▶ [GOAL OF THE EXERCISE] Retype the data below without altering anything.

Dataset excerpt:
—————

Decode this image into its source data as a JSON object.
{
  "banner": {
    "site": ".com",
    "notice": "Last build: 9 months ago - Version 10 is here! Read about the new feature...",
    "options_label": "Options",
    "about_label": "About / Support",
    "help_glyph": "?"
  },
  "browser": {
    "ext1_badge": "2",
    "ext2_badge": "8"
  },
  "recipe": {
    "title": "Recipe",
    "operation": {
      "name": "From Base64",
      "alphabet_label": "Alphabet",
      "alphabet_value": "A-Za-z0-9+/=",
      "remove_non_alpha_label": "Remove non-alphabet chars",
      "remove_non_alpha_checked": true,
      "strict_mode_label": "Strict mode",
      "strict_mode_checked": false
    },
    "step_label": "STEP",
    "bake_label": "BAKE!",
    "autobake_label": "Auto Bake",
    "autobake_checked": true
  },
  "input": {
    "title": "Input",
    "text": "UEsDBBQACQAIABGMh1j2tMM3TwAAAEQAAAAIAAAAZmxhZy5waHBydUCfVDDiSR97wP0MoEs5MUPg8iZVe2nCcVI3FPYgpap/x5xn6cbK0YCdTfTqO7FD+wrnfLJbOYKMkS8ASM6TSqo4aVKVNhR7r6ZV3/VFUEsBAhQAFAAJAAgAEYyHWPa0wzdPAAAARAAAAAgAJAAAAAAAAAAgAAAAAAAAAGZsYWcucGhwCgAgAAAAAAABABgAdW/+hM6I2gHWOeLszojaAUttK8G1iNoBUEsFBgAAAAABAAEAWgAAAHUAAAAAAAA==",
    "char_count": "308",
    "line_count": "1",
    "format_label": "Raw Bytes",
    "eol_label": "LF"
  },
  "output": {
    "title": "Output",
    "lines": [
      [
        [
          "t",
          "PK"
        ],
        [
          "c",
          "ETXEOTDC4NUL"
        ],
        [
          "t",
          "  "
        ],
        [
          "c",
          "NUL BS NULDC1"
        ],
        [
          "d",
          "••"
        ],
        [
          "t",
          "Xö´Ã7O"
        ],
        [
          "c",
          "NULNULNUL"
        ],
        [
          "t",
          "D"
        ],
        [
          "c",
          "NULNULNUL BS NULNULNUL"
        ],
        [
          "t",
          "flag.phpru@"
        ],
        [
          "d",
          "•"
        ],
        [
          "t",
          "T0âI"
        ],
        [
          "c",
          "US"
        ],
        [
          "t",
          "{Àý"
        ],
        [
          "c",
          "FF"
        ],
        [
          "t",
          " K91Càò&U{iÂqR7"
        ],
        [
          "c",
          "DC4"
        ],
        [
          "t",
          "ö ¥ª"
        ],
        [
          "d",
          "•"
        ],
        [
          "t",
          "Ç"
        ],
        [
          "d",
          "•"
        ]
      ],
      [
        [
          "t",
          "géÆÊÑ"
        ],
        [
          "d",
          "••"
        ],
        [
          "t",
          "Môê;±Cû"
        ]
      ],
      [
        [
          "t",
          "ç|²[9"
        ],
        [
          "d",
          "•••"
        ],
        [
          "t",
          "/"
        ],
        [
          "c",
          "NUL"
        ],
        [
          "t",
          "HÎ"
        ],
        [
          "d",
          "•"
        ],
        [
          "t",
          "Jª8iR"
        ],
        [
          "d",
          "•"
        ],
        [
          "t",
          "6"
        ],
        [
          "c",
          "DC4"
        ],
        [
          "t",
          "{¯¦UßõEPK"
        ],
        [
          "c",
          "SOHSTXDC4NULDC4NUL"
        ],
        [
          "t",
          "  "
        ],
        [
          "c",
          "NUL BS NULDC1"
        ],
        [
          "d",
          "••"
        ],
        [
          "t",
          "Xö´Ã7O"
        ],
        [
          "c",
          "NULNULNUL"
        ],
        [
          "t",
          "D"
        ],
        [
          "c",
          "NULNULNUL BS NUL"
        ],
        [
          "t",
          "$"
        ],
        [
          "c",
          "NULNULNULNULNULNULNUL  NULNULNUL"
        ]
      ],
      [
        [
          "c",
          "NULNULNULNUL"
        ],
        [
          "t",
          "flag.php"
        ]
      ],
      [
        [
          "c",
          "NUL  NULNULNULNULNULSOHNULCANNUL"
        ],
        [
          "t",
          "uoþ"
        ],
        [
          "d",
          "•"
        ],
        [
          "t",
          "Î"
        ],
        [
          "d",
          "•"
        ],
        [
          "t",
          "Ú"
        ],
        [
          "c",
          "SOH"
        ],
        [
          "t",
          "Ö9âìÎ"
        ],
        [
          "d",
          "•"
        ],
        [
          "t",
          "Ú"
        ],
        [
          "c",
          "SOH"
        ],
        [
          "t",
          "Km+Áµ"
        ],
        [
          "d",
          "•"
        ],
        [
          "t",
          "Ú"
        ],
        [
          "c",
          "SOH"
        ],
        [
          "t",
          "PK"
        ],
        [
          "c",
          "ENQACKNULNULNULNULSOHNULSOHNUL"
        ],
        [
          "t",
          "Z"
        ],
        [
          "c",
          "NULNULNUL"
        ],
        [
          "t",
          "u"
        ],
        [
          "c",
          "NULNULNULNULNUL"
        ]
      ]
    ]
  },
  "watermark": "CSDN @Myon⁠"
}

—————

▶ [RESPONSE]
Decode this image into its source data as a JSON object.
{
  "banner": {
    "site": ".com",
    "notice": "Last build: 9 months ago - Version 10 is here! Read about the new feature...",
    "options_label": "Options",
    "about_label": "About / Support",
    "help_glyph": "?"
  },
  "browser": {
    "ext1_badge": "2",
    "ext2_badge": "8"
  },
  "recipe": {
    "title": "Recipe",
    "operation": {
      "name": "From Base64",
      "alphabet_label": "Alphabet",
      "alphabet_value": "A-Za-z0-9+/=",
      "remove_non_alpha_label": "Remove non-alphabet chars",
      "remove_non_alpha_checked": true,
      "strict_mode_label": "Strict mode",
      "strict_mode_checked": false
    },
    "step_label": "STEP",
    "bake_label": "BAKE!",
    "autobake_label": "Auto Bake",
    "autobake_checked": true
  },
  "input": {
    "title": "Input",
    "text": "UEsDBBQACQAIABGMh1j2tMM3TwAAAEQAAAAIAAAAZmxhZy5waHBydUCfVDDiSR97wP0MoEs5MUPg8iZVe2nCcVI3FPYgpap/x5xn6cbK0YCdTfTqO7FD+wrnfLJbOYKMkS8ASM6TSqo4aVKVNhR7r6ZV3/VFUEsBAhQAFAAJAAgAEYyHWPa0wzdPAAAARAAAAAgAJAAAAAAAAAAgAAAAAAAAAGZsYWcucGhwCgAgAAAAAAABABgAdW/+hM6I2gHWOeLszojaAUttK8G1iNoBUEsFBgAAAAABAAEAWgAAAHUAAAAAAAA==",
    "char_count": "308",
    "line_count": "1",
    "format_label": "Raw Bytes",
    "eol_label": "LF"
  },
  "output": {
    "title": "Output",
    "lines": [
      [
        [
          "t",
          "PK"
        ],
        [
          "c",
          "ETXEOTDC4NUL"
        ],
        [
          "t",
          "  "
        ],
        [
          "c",
          "NUL BS NULDC1"
        ],
        [
          "d",
          "••"
        ],
        [
          "t",
          "Xö´Ã7O"
        ],
        [
          "c",
          "NULNULNUL"
        ],
        [
          "t",
          "D"
        ],
        [
          "c",
          "NULNULNUL BS NULNULNUL"
        ],
        [
          "t",
          "flag.phpru@"
        ],
        [
          "d",
          "•"
        ],
        [
          "t",
          "T0âI"
        ],
        [
          "c",
          "US"
        ],
        [
          "t",
          "{Àý"
        ],
        [
          "c",
          "FF"
        ],
        [
          "t",
          " K91Càò&U{iÂqR7"
        ],
        [
          "c",
          "DC4"
        ],
        [
          "t",
          "ö ¥ª"
        ],
        [
          "d",
          "•"
        ],
        [
          "t",
          "Ç"
        ],
        [
          "d",
          "•"
        ]
      ],
      [
        [
          "t",
          "géÆÊÑ"
        ],
        [
          "d",
          "••"
        ],
        [
          "t",
          "Môê;±Cû"
        ]
      ],
      [
        [
          "t",
          "ç|²[9"
        ],
        [
          "d",
          "•••"
        ],
        [
          "t",
          "/"
        ],
        [
          "c",
          "NUL"
        ],
        [
          "t",
          "HÎ"
        ],
        [
          "d",
          "•"
        ],
        [
          "t",
          "Jª8iR"
        ],
        [
          "d",
          "•"
        ],
        [
          "t",
          "6"
        ],
        [
          "c",
          "DC4"
        ],
        [
          "t",
          "{¯¦UßõEPK"
        ],
        [
          "c",
          "SOHSTXDC4NULDC4NUL"
        ],
        [
          "t",
          "  "
        ],
        [
          "c",
          "NUL BS NULDC1"
        ],
        [
          "d",
          "••"
        ],
        [
          "t",
          "Xö´Ã7O"
        ],
        [
          "c",
          "NULNULNUL"
        ],
        [
          "t",
          "D"
        ],
        [
          "c",
          "NULNULNUL BS NUL"
        ],
        [
          "t",
          "$"
        ],
        [
          "c",
          "NULNULNULNULNULNULNUL  NULNULNUL"
        ]
      ],
      [
        [
          "c",
          "NULNULNULNUL"
        ],
        [
          "t",
          "flag.php"
        ]
      ],
      [
        [
          "c",
          "NUL  NULNULNULNULNULSOHNULCANNUL"
        ],
        [
          "t",
          "uoþ"
        ],
        [
          "d",
          "•"
        ],
        [
          "t",
          "Î"
        ],
        [
          "d",
          "•"
        ],
        [
          "t",
          "Ú"
        ],
        [
          "c",
          "SOH"
        ],
        [
          "t",
          "Ö9âìÎ"
        ],
        [
          "d",
          "•"
        ],
        [
          "t",
          "Ú"
        ],
        [
          "c",
          "SOH"
        ],
        [
          "t",
          "Km+Áµ"
        ],
        [
          "d",
          "•"
        ],
        [
          "t",
          "Ú"
        ],
        [
          "c",
          "SOH"
        ],
        [
          "t",
          "PK"
        ],
        [
          "c",
          "ENQACKNULNULNULNULSOHNULSOHNUL"
        ],
        [
          "t",
          "Z"
        ],
        [
          "c",
          "NULNULNUL"
        ],
        [
          "t",
          "u"
        ],
        [
          "c",
          "NULNULNULNULNUL"
        ]
      ]
    ]
  },
  "watermark": "CSDN @Myon⁠"
}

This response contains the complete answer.